**Written problem A**
According to the passage on media infrastructure, what network architecture did Ubisoft choose for its 2016 game For Honor?

In addition to this inherent transparency, modern media infrastructures in particular are further made invisible by the higher degree of technological literacy required to understand how complex transmission systems function. This degree of technical literacy is far from universal. As described by Parks and Starosielski (2015), “public access to technical knowledge about infrastructures isn’t equal; rather it is guided and constrained by social hierarchies of gender, race/ethnicity, class, generation, and nation” (p. 6). Socioeconomic divides have created a knowledge gap regarding infrastructure, further reinforcing the invisibility of the systems that control and distribute media. The language used to describe these systems also distorts public conceptions of media infrastructure. The metaphor of “the cloud,” for example, evokes images of an immaterial, decentralized system, instead of the physical, hyper-centralized data centres the term actually represents (Levin & Jeffery, 2016). A consequence of this infrastructural transparency, whether intentional or not on the part of network engineers, is that the public tends to largely ignore issues surrounding media infrastructure. However, this is not the case with digital games. Issues surrounding online game infrastructure often garner a significant amount of attention, specifically from the people who play these games. For example, Ubisoft’s decision to use a peer-to-peer (P2P) network architecture for its 2016 game For Honor resulted in over one thousand people signing a petition demanding the publisher switch to a dedicated server system (ipetitions, 2017). Far from infrastructure being invisible, players explicitly blamed For Honor’s pervasive lag issues on the type of infrastructure used to support the game, and they were able to collectively voice their opinion that a different system be used instead.

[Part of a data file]
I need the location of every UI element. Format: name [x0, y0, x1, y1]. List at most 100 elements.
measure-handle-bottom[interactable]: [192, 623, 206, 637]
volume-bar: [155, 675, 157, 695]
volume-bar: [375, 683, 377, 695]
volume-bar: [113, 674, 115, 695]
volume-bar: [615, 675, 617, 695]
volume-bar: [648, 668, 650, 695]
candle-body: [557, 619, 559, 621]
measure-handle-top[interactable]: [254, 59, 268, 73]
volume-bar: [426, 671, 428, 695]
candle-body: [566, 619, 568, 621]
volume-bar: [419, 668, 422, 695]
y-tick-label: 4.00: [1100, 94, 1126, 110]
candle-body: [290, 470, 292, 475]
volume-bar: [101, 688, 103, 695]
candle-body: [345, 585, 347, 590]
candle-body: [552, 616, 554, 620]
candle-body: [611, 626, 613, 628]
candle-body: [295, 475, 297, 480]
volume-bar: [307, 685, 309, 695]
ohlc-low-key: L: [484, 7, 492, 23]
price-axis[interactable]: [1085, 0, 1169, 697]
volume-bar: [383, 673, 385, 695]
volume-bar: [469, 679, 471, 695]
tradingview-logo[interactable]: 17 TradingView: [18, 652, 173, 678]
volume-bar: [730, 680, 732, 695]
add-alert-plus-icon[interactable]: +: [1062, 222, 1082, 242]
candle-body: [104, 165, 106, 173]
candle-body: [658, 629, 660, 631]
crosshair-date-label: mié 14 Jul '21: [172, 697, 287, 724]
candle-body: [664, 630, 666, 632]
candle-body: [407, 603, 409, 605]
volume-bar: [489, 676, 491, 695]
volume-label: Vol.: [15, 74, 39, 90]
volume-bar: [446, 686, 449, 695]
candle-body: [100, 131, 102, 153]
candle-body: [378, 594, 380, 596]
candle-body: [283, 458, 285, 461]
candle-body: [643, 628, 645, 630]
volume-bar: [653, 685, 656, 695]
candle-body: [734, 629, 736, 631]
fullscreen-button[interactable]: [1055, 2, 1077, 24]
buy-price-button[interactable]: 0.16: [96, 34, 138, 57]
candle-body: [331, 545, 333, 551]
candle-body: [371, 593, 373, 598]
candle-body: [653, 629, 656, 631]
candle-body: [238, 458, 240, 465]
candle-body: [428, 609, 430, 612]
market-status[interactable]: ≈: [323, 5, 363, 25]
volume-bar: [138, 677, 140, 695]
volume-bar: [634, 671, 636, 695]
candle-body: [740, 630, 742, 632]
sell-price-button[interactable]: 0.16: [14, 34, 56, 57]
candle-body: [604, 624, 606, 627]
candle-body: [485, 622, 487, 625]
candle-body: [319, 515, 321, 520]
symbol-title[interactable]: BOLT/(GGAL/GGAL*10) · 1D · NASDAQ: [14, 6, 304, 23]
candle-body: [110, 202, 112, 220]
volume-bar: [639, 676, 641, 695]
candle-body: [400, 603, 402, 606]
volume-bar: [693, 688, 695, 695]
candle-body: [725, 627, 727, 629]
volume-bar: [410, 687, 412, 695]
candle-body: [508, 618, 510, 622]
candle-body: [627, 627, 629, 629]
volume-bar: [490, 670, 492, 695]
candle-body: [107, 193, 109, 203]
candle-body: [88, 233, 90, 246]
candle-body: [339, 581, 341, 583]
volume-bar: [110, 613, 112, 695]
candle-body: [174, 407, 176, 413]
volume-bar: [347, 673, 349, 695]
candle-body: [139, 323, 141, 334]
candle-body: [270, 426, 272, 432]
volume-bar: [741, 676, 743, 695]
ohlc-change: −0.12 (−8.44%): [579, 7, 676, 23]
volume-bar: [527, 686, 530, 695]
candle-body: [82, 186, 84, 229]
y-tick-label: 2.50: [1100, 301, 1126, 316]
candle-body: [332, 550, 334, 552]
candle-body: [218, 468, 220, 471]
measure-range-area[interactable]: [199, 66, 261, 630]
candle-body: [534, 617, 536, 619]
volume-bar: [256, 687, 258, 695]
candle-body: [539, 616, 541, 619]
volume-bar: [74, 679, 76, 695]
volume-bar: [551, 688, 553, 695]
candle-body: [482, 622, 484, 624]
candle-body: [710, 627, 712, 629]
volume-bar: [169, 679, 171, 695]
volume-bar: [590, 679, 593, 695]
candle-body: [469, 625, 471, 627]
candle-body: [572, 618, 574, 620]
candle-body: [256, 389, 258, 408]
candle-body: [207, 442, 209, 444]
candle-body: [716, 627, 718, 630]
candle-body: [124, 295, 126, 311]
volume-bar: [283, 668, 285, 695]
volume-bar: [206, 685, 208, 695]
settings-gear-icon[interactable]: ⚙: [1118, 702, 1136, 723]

**Written problem B**
Pull out every line of the listing that contains the string "price". Case counts.

**Exercise output A**
A peer-to-peer (P2P) network architecture.

**Exercise output B**
price-axis[interactable]: [1085, 0, 1169, 697]
buy-price-button[interactable]: 0.16: [96, 34, 138, 57]
sell-price-button[interactable]: 0.16: [14, 34, 56, 57]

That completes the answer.